CONSIGNE 1: Recopiez fidèlement un passage du texte sur l'arbitrage concernant Gertler. Commencez aux mots « Une gestion rigoureuse » et arrêtez-vous après « lors d’une audience. ».
CONSIGNE 2:
Répondez aux questions suivantes d'après le texte sur l'arbitrage concernant Gertler.
(a) Contre qui Gertler s'est-il emporté à cause d'un retard de paiement ?
(b) Quelles institutions publiques auraient reçu des prêts de Gertler ?
(c) Comment l'arbitre a-t-il qualifié ces prêts ?
CONSIGNE 3: Rédigez la suite du texte sur l'arbitrage concernant Gertler à partir de sa dernière phrase.

Une gestion rigoureuse et un engagement local reconnu
L’arbitrage met également en lumière le souci de Gertler pour le bien-être des employés congolais. Il a témoigné s’être emporté contre les frères Gartner à cause d’un retard de paiement, redoutant qu’il ne compromette les salaires des mineurs.
« Il s’agit de familles à nourrir, je ne permettrai jamais que leurs salaires soient versés avec un jour de retard », aurait-il affirmé lors d’une audience.
Autre révélation : Gertler aurait prêté de l’argent à des institutions publiques, comme la Banque centrale ou la société minière MIBA, dans un contexte où le système bancaire congolais était encore embryonnaire. L’arbitre a jugé ces pratiques légales et courantes à l’époque.
Une réhabilitation tardive, mais décisive
Cette décision d’arbitrage — première évaluation juridique complète et indépendante de l’ensemble des accusations visant Gertler — réhabilite l’homme d’affaires, jusque-là considéré par de nombreux acteurs internationaux comme persona non grata.

(Données de délimitation des régions)
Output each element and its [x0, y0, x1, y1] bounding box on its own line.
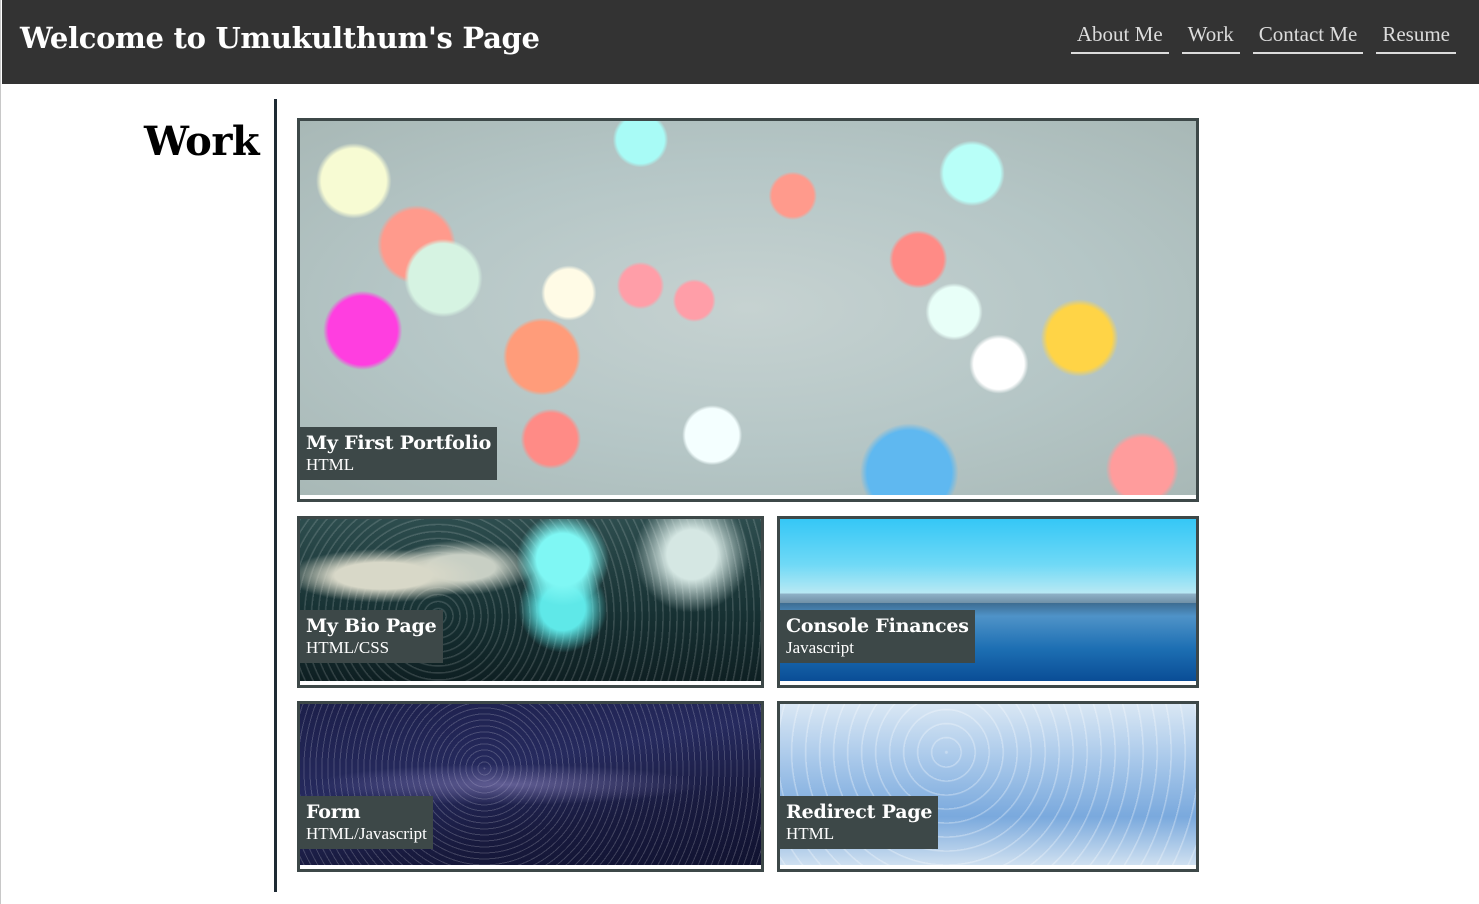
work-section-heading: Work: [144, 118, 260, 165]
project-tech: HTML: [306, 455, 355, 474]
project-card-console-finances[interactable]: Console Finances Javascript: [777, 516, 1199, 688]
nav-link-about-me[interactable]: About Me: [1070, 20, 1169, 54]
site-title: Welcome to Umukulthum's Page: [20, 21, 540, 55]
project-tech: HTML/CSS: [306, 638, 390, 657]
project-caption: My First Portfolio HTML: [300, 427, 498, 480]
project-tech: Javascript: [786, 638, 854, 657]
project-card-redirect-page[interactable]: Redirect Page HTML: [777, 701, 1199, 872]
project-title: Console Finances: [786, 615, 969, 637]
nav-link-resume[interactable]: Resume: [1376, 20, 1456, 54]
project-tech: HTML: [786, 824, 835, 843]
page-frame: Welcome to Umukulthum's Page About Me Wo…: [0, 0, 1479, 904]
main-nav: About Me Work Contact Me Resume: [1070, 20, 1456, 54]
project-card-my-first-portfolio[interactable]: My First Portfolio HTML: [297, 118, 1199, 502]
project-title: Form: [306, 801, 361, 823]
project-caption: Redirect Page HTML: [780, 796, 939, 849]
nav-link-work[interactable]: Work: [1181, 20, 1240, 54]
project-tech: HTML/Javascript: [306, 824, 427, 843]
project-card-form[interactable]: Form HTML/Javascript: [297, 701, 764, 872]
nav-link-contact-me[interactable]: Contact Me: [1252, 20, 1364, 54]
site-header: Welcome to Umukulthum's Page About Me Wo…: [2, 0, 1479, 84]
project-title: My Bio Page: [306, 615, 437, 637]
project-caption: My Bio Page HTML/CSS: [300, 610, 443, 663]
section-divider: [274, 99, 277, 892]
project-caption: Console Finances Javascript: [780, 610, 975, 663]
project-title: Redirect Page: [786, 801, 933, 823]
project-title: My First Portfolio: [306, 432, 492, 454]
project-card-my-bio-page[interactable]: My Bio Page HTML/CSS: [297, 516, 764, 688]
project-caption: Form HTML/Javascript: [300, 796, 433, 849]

---

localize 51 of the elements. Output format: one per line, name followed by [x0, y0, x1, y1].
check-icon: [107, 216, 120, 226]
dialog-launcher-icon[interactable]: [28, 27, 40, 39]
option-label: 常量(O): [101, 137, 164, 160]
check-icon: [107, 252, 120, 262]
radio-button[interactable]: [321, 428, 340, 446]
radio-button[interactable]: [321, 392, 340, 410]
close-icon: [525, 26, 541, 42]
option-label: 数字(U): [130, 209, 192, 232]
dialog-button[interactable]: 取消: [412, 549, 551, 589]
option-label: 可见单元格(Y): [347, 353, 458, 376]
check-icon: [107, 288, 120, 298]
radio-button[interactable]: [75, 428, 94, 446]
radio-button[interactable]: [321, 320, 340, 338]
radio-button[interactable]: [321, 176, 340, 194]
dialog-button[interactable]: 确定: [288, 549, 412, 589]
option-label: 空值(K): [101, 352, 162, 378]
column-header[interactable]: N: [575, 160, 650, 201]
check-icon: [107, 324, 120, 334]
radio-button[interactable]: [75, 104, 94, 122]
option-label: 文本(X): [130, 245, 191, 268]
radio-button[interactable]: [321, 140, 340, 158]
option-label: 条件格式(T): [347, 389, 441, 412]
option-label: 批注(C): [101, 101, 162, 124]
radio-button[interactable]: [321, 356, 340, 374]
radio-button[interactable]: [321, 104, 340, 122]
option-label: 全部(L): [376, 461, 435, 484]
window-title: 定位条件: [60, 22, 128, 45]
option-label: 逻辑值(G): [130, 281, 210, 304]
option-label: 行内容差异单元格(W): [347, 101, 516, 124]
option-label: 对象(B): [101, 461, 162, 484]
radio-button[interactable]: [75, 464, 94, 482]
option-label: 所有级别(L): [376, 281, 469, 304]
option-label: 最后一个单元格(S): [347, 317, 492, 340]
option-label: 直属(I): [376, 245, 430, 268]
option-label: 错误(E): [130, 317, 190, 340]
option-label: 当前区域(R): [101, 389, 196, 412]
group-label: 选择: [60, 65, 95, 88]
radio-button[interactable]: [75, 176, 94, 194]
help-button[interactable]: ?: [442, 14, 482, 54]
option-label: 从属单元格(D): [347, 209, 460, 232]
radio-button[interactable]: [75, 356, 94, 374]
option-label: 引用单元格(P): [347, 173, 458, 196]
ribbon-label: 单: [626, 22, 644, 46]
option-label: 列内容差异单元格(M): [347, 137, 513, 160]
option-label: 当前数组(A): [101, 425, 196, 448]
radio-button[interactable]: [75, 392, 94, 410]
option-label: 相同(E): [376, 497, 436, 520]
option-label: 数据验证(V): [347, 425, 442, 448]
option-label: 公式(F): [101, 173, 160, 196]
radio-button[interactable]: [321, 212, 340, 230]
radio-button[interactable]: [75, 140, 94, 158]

RÉPONSE 1:
Une gestion rigoureuse et un engagement local reconnu
L’arbitrage met également en lumière le souci de Gertler pour le bien-être des employés congolais. Il a témoigné s’être emporté contre les frères Gartner à cause d’un retard de paiement, redoutant qu’il ne compromette les salaires des mineurs.
« Il s’agit de familles à nourrir, je ne permettrai jamais que leurs salaires soient versés avec un jour de retard », aurait-il affirmé lors d’une audience.

RÉPONSE 2:
(a) Contre les frères Gartner.
(b) La Banque centrale et la société minière MIBA.
(c) Il les a jugés légaux et courants à l'époque.

RÉPONSE 3:
Bien que Gertler ait contesté le verdict et engagé une procédure en annulation estimant ne rien devoir aux frères Gartner, la reconnaissance publique de son intégrité représente un tournant majeur dans cette affaire. Ces dernières années, Gertler avait amorcé un retrait progressif de ses participations minières, les transférant à l’État congolais. Aujourd’hui, à la lumière de cette décision, un
retour sur la scène économique internationale semble envisageable.
Contacté par Bloomberg, Dan Gertler n’a pas souhaité commenter, mais selon des sources proches, il aurait accueilli cette décision comme une validation tardive mais essentielle de son engagement envers la RDC.